(Dataset items)
-*-*-
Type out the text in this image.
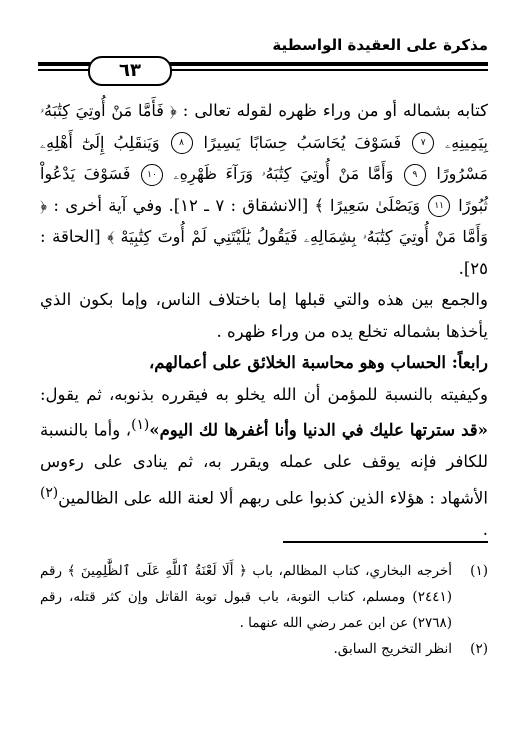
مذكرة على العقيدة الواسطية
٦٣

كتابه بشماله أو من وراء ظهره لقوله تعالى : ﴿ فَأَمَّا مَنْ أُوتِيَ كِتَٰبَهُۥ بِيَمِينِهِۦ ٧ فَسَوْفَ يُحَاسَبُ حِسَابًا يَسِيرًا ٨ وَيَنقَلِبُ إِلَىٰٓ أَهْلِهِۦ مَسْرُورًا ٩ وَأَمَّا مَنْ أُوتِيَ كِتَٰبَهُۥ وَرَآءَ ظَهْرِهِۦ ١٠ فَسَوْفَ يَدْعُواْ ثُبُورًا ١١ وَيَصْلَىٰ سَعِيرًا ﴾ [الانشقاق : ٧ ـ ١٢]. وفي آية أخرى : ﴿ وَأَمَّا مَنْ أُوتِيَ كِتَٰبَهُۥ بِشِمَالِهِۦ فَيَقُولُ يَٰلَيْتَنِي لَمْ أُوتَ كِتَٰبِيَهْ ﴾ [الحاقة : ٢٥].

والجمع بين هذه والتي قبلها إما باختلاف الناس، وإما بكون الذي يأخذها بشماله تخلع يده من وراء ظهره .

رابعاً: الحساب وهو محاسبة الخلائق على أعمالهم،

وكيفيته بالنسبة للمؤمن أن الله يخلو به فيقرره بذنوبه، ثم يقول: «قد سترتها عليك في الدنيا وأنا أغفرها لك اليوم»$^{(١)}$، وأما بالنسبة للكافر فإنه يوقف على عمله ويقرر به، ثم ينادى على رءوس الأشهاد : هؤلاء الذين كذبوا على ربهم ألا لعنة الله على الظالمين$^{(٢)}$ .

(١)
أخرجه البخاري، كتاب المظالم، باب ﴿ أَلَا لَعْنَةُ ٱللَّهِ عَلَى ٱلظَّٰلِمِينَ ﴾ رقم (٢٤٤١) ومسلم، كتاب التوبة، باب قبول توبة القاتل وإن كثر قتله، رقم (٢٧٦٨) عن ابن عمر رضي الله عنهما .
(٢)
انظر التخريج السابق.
-*-*-
(Work instructions) Reproduce the full listing faithfully, but do not carry over any pictures.

(Answer to the exercise)
Type out the text in this image.
مذكرة على العقيدة الواسطية
٦٣

كتابه بشماله أو من وراء ظهره لقوله تعالى : ﴿ فَأَمَّا مَنْ أُوتِيَ كِتَٰبَهُۥ بِيَمِينِهِۦ ٧ فَسَوْفَ يُحَاسَبُ حِسَابًا يَسِيرًا ٨ وَيَنقَلِبُ إِلَىٰٓ أَهْلِهِۦ مَسْرُورًا ٩ وَأَمَّا مَنْ أُوتِيَ كِتَٰبَهُۥ وَرَآءَ ظَهْرِهِۦ ١٠ فَسَوْفَ يَدْعُواْ ثُبُورًا ١١ وَيَصْلَىٰ سَعِيرًا ﴾ [الانشقاق : ٧ ـ ١٢]. وفي آية أخرى : ﴿ وَأَمَّا مَنْ أُوتِيَ كِتَٰبَهُۥ بِشِمَالِهِۦ فَيَقُولُ يَٰلَيْتَنِي لَمْ أُوتَ كِتَٰبِيَهْ ﴾ [الحاقة : ٢٥].

والجمع بين هذه والتي قبلها إما باختلاف الناس، وإما بكون الذي يأخذها بشماله تخلع يده من وراء ظهره .

رابعاً: الحساب وهو محاسبة الخلائق على أعمالهم،

وكيفيته بالنسبة للمؤمن أن الله يخلو به فيقرره بذنوبه، ثم يقول: «قد سترتها عليك في الدنيا وأنا أغفرها لك اليوم»$^{(١)}$، وأما بالنسبة للكافر فإنه يوقف على عمله ويقرر به، ثم ينادى على رءوس الأشهاد : هؤلاء الذين كذبوا على ربهم ألا لعنة الله على الظالمين$^{(٢)}$ .

(١)
أخرجه البخاري، كتاب المظالم، باب ﴿ أَلَا لَعْنَةُ ٱللَّهِ عَلَى ٱلظَّٰلِمِينَ ﴾ رقم (٢٤٤١) ومسلم، كتاب التوبة، باب قبول توبة القاتل وإن كثر قتله، رقم (٢٧٦٨) عن ابن عمر رضي الله عنهما .
(٢)
انظر التخريج السابق.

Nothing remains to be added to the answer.